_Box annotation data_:
— BEGIN —
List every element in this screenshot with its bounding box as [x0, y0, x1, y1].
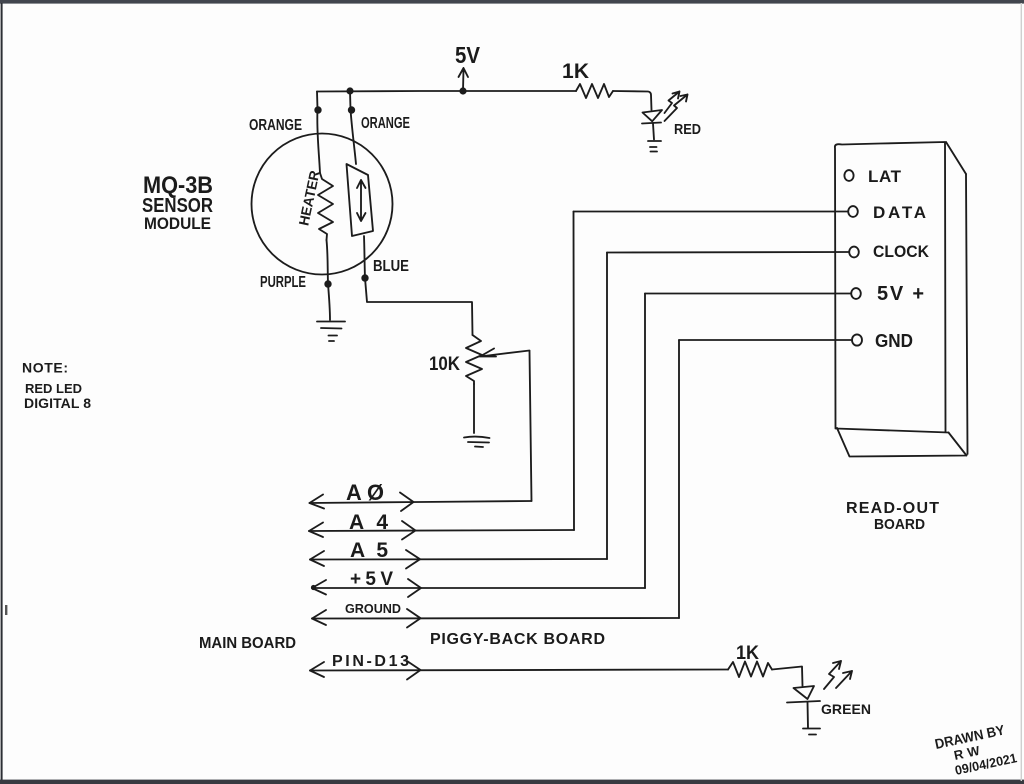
LED D1 red triangle — [643, 110, 663, 121]
svg-text:PIGGY-BACK BOARD: PIGGY-BACK BOARD — [430, 631, 605, 648]
potentiometer RV1 zigzag — [466, 335, 482, 384]
wire main 5V rail — [317, 90, 576, 93]
arrowhead left A0 — [310, 495, 325, 509]
arrowhead left +5V — [312, 580, 326, 595]
ground for green LED — [803, 729, 820, 735]
LED D2 green triangle — [794, 686, 815, 699]
arrowhead left PIN-D13 — [310, 662, 324, 677]
arrowhead right +5V — [408, 579, 421, 597]
wire heater to purple node — [327, 240, 329, 284]
wire 5V+ net horizontal — [645, 293, 851, 295]
svg-text:1K: 1K — [562, 60, 589, 83]
readout board front face — [835, 142, 949, 433]
junction dot orange-2 connector — [348, 106, 355, 113]
ground for RV1 — [464, 437, 490, 447]
resistor R2 1K zigzag — [728, 662, 772, 678]
svg-text:ORANGE: ORANGE — [361, 115, 410, 132]
wire CLOCK net horizontal — [607, 251, 849, 254]
light arrows green LED — [824, 661, 841, 689]
stray mark left margin — [5, 605, 7, 615]
svg-text:LAT: LAT — [868, 167, 902, 186]
LED D2 green cathode bar — [787, 701, 820, 703]
svg-text:PURPLE: PURPLE — [260, 274, 306, 291]
arrowhead left A4 — [309, 523, 323, 538]
bus line +5V — [312, 587, 645, 589]
junction dot 5V arrow tap — [459, 87, 466, 94]
junction dot blue connector — [361, 274, 368, 281]
wire RV1 bottom lead — [473, 384, 475, 433]
wire blue node to potentiometer top — [365, 278, 473, 335]
pin LAT circle — [844, 170, 853, 181]
readout board top right 3d edge — [946, 142, 966, 174]
wire GND net horizontal — [679, 339, 851, 341]
wire CLOCK net vertical — [606, 253, 608, 560]
arrowhead right GROUND — [407, 609, 421, 628]
arrowhead right A5 — [406, 550, 420, 569]
border frame top bar — [0, 0, 1024, 4]
svg-text:READ-OUT: READ-OUT — [846, 500, 939, 517]
readout board right back edge — [966, 174, 968, 454]
svg-text:GREEN: GREEN — [821, 701, 871, 717]
heater resistor zigzag — [318, 173, 333, 240]
wire 5V+ net vertical — [644, 294, 646, 589]
sensor element double arrow — [357, 180, 366, 221]
svg-text:10K: 10K — [429, 354, 460, 375]
arrowhead right A4 — [402, 521, 416, 540]
svg-text:MAIN BOARD: MAIN BOARD — [199, 635, 296, 652]
svg-text:RED: RED — [674, 121, 701, 138]
readout board bottom flap — [837, 428, 967, 457]
bus line PIN-D13 — [310, 670, 728, 671]
wire sensor element to blue node — [364, 236, 365, 278]
arrowhead left GROUND — [312, 610, 326, 625]
border frame left line — [1, 3, 3, 781]
light arrows red LED — [665, 92, 680, 114]
ground main module — [317, 322, 345, 342]
pin 5V+ circle — [851, 288, 861, 299]
svg-text:BOARD: BOARD — [874, 516, 925, 533]
bus line GROUND — [312, 617, 679, 620]
svg-text:1K: 1K — [736, 643, 759, 664]
wire purple node to ground — [328, 284, 330, 320]
sensor module circle U1 — [252, 134, 393, 275]
pin DATA circle — [848, 206, 858, 217]
junction dot purple connector — [324, 280, 331, 287]
arrowhead right A0 — [400, 493, 414, 512]
border frame bottom bar — [0, 780, 1024, 784]
wire orange-1 to heater — [317, 110, 320, 174]
pin GND circle — [852, 334, 862, 345]
wire orange-2 drop into module — [349, 91, 352, 110]
arrowhead left A5 — [310, 551, 324, 566]
border frame faint right edge — [1021, 3, 1022, 781]
svg-text:BLUE: BLUE — [373, 258, 409, 275]
wire DATA net vertical — [573, 212, 576, 531]
junction blob +5V left — [311, 585, 316, 590]
wire D1 cathode to ground — [653, 124, 654, 140]
svg-text:5V: 5V — [455, 42, 481, 68]
svg-text:NOTE:: NOTE: — [22, 360, 68, 376]
svg-text:5V +: 5V + — [877, 283, 924, 305]
bus line A4 — [309, 530, 574, 531]
LED D1 red cathode bar — [642, 123, 661, 124]
junction dot orange-2 tap — [346, 87, 353, 94]
svg-text:RED LED: RED LED — [25, 381, 82, 396]
potentiometer RV1 wiper arrow — [480, 349, 530, 357]
bus line A5 — [310, 558, 607, 561]
wire GND net vertical — [678, 340, 680, 618]
svg-text:A 4: A 4 — [349, 511, 388, 534]
wire wiper to A0 bus — [530, 351, 532, 501]
arrowhead right PIN-D13 — [407, 661, 421, 680]
sensor element parallelogram — [347, 164, 374, 236]
resistor R1 1K zigzag — [576, 84, 613, 98]
svg-text:GND: GND — [875, 331, 913, 351]
wire orange-1 drop into module — [316, 92, 319, 110]
svg-text:+5V: +5V — [350, 569, 393, 590]
wire D2 cathode to ground — [807, 702, 810, 728]
svg-text:A 5: A 5 — [350, 539, 388, 562]
wire R2 to green LED — [772, 667, 803, 687]
ground for red LED — [648, 141, 661, 152]
bus line A0 — [310, 501, 532, 503]
pin CLOCK circle — [849, 247, 859, 258]
svg-text:MODULE: MODULE — [144, 214, 211, 233]
5V supply arrow — [459, 68, 469, 91]
svg-text:GROUND: GROUND — [345, 601, 401, 616]
svg-text:DIGITAL 8: DIGITAL 8 — [24, 395, 91, 411]
svg-text:CLOCK: CLOCK — [873, 242, 930, 261]
wire R1 to red LED — [613, 91, 652, 110]
wire DATA net horizontal — [574, 211, 849, 213]
junction dot orange-1 connector — [314, 106, 321, 113]
wire orange-2 to sensor element — [351, 110, 357, 165]
svg-text:A Ø: A Ø — [346, 480, 384, 505]
svg-text:ORANGE: ORANGE — [249, 117, 302, 134]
— END —
_Stated task_: Count the lines of the items above that contain the string "node", treating uppercase and lowercase as different. Reply with the number alone.

_Task response_: 4